What to produce |
Of the lines in the entries below, state how many hold the word "into". Say nothing else.

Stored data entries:

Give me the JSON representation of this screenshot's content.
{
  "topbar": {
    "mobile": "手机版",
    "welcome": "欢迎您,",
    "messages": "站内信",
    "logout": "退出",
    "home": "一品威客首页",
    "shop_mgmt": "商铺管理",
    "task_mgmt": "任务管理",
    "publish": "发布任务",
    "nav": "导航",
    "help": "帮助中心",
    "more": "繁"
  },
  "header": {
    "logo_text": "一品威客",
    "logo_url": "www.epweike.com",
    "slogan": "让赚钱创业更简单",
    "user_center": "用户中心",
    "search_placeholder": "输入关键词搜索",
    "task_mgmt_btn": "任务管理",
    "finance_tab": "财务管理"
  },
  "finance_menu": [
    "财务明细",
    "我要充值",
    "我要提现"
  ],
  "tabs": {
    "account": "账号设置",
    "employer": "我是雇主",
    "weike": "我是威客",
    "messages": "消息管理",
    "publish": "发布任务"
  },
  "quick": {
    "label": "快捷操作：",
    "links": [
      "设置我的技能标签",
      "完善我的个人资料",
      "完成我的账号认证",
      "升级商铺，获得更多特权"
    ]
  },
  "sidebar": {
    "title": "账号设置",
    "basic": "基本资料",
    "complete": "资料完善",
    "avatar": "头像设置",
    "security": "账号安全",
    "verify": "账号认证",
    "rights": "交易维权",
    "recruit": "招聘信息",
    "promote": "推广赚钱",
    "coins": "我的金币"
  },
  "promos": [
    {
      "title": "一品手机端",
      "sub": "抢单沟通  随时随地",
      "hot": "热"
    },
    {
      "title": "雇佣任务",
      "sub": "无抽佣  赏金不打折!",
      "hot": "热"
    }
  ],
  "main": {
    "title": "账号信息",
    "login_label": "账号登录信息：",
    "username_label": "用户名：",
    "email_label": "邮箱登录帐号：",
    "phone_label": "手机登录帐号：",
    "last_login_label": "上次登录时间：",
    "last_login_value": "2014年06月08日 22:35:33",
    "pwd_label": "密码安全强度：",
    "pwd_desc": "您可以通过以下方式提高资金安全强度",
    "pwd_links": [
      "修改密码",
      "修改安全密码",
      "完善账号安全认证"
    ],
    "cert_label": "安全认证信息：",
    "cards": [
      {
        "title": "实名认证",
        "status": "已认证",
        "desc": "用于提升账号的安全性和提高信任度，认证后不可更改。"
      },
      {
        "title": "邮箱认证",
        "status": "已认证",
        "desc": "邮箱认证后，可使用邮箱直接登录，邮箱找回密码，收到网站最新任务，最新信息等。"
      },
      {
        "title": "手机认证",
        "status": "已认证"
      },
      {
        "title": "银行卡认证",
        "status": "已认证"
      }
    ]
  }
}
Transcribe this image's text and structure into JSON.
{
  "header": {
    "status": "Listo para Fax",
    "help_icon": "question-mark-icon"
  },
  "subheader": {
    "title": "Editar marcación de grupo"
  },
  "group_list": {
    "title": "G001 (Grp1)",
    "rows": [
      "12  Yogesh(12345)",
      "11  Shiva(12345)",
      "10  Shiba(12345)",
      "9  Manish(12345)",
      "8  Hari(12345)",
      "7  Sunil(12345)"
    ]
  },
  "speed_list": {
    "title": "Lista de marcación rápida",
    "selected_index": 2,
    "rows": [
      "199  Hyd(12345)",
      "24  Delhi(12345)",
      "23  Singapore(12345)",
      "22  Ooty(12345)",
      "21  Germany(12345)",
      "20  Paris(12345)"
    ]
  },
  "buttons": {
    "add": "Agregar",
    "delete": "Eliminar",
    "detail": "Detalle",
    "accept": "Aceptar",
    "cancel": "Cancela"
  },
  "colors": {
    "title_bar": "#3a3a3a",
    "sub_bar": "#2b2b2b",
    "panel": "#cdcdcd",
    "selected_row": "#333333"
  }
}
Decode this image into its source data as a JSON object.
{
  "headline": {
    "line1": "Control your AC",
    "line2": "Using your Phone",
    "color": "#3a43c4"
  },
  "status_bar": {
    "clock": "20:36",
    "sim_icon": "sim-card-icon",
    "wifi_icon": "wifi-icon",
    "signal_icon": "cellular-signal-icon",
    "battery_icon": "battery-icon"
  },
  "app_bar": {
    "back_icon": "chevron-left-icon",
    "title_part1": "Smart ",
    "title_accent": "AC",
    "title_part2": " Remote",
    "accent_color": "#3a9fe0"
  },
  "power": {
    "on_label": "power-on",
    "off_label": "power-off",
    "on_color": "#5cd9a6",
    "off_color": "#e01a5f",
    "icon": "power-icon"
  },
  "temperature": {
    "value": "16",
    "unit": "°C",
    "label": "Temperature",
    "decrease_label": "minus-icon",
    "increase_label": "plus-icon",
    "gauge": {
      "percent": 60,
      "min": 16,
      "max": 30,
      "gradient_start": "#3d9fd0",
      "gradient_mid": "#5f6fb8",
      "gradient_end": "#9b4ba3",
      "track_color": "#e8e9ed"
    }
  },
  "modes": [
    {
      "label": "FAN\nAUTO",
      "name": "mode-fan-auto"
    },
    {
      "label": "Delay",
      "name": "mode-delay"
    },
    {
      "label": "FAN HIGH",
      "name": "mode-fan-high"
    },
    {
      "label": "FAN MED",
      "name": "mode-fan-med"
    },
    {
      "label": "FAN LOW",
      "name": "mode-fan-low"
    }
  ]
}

The result |
2